● About this exercise
Give the entries again, word for word.

● Records shown
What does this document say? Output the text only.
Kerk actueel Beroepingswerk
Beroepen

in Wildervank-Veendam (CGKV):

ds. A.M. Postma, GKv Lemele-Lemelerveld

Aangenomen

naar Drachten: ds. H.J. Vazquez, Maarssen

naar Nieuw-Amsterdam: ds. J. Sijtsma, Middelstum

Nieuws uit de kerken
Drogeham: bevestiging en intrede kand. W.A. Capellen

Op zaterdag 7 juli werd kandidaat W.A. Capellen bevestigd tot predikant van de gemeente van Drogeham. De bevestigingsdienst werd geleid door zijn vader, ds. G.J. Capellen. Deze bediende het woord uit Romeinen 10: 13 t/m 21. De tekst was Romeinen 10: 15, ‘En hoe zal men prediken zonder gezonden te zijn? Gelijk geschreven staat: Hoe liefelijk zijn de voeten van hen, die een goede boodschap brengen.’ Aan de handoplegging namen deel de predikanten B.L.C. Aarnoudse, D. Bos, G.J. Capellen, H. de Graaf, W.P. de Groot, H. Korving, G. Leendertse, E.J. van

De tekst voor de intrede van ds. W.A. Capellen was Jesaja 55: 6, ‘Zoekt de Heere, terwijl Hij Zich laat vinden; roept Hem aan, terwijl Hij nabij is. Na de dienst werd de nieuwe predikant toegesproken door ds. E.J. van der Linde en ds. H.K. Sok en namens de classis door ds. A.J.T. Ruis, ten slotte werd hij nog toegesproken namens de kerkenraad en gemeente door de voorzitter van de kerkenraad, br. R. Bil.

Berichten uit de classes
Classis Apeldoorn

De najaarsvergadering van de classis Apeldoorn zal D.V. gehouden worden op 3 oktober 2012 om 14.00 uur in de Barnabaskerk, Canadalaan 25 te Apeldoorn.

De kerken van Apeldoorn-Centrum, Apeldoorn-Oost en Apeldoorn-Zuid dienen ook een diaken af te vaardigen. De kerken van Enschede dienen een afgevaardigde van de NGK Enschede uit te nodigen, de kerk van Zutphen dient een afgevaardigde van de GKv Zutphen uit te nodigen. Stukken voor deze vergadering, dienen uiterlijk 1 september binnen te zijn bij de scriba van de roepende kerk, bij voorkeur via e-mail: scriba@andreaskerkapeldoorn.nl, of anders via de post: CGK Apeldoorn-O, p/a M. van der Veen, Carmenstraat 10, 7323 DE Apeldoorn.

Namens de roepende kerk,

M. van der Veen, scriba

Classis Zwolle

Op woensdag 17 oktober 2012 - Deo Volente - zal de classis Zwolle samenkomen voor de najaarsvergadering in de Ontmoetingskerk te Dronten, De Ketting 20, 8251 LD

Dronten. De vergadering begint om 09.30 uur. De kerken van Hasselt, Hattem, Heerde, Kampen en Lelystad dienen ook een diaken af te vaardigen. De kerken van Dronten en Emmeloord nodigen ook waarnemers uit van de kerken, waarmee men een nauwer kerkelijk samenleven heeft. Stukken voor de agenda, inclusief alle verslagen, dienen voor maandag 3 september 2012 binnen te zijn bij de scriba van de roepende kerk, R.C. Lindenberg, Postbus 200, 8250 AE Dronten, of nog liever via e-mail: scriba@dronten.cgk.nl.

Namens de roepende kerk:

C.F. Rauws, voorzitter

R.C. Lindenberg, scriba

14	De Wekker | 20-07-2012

● Solution for this task
What does this document say? Output the text only.
Kerk actueel Beroepingswerk
Beroepen

in Wildervank-Veendam (CGKV):

ds. A.M. Postma, GKv Lemele-Lemelerveld

Aangenomen

naar Drachten: ds. H.J. Vazquez, Maarssen

naar Nieuw-Amsterdam: ds. J. Sijtsma, Middelstum

Nieuws uit de kerken
Drogeham: bevestiging en intrede kand. W.A. Capellen

Op zaterdag 7 juli werd kandidaat W.A. Capellen bevestigd tot predikant van de gemeente van Drogeham. De bevestigingsdienst werd geleid door zijn vader, ds. G.J. Capellen. Deze bediende het woord uit Romeinen 10: 13 t/m 21. De tekst was Romeinen 10: 15, ‘En hoe zal men prediken zonder gezonden te zijn? Gelijk geschreven staat: Hoe liefelijk zijn de voeten van hen, die een goede boodschap brengen.’ Aan de handoplegging namen deel de predikanten B.L.C. Aarnoudse, D. Bos, G.J. Capellen, H. de Graaf, W.P. de Groot, H. Korving, G. Leendertse, E.J. van

De tekst voor de intrede van ds. W.A. Capellen was Jesaja 55: 6, ‘Zoekt de Heere, terwijl Hij Zich laat vinden; roept Hem aan, terwijl Hij nabij is. Na de dienst werd de nieuwe predikant toegesproken door ds. E.J. van der Linde en ds. H.K. Sok en namens de classis door ds. A.J.T. Ruis, ten slotte werd hij nog toegesproken namens de kerkenraad en gemeente door de voorzitter van de kerkenraad, br. R. Bil.

Berichten uit de classes
Classis Apeldoorn

De najaarsvergadering van de classis Apeldoorn zal D.V. gehouden worden op 3 oktober 2012 om 14.00 uur in de Barnabaskerk, Canadalaan 25 te Apeldoorn.

De kerken van Apeldoorn-Centrum, Apeldoorn-Oost en Apeldoorn-Zuid dienen ook een diaken af te vaardigen. De kerken van Enschede dienen een afgevaardigde van de NGK Enschede uit te nodigen, de kerk van Zutphen dient een afgevaardigde van de GKv Zutphen uit te nodigen. Stukken voor deze vergadering, dienen uiterlijk 1 september binnen te zijn bij de scriba van de roepende kerk, bij voorkeur via e-mail: scriba@andreaskerkapeldoorn.nl, of anders via de post: CGK Apeldoorn-O, p/a M. van der Veen, Carmenstraat 10, 7323 DE Apeldoorn.

Namens de roepende kerk,

M. van der Veen, scriba

Classis Zwolle

Op woensdag 17 oktober 2012 - Deo Volente - zal de classis Zwolle samenkomen voor de najaarsvergadering in de Ontmoetingskerk te Dronten, De Ketting 20, 8251 LD

Dronten. De vergadering begint om 09.30 uur. De kerken van Hasselt, Hattem, Heerde, Kampen en Lelystad dienen ook een diaken af te vaardigen. De kerken van Dronten en Emmeloord nodigen ook waarnemers uit van de kerken, waarmee men een nauwer kerkelijk samenleven heeft. Stukken voor de agenda, inclusief alle verslagen, dienen voor maandag 3 september 2012 binnen te zijn bij de scriba van de roepende kerk, R.C. Lindenberg, Postbus 200, 8250 AE Dronten, of nog liever via e-mail: scriba@dronten.cgk.nl.

Namens de roepende kerk:

C.F. Rauws, voorzitter

R.C. Lindenberg, scriba

14	De Wekker | 20-07-2012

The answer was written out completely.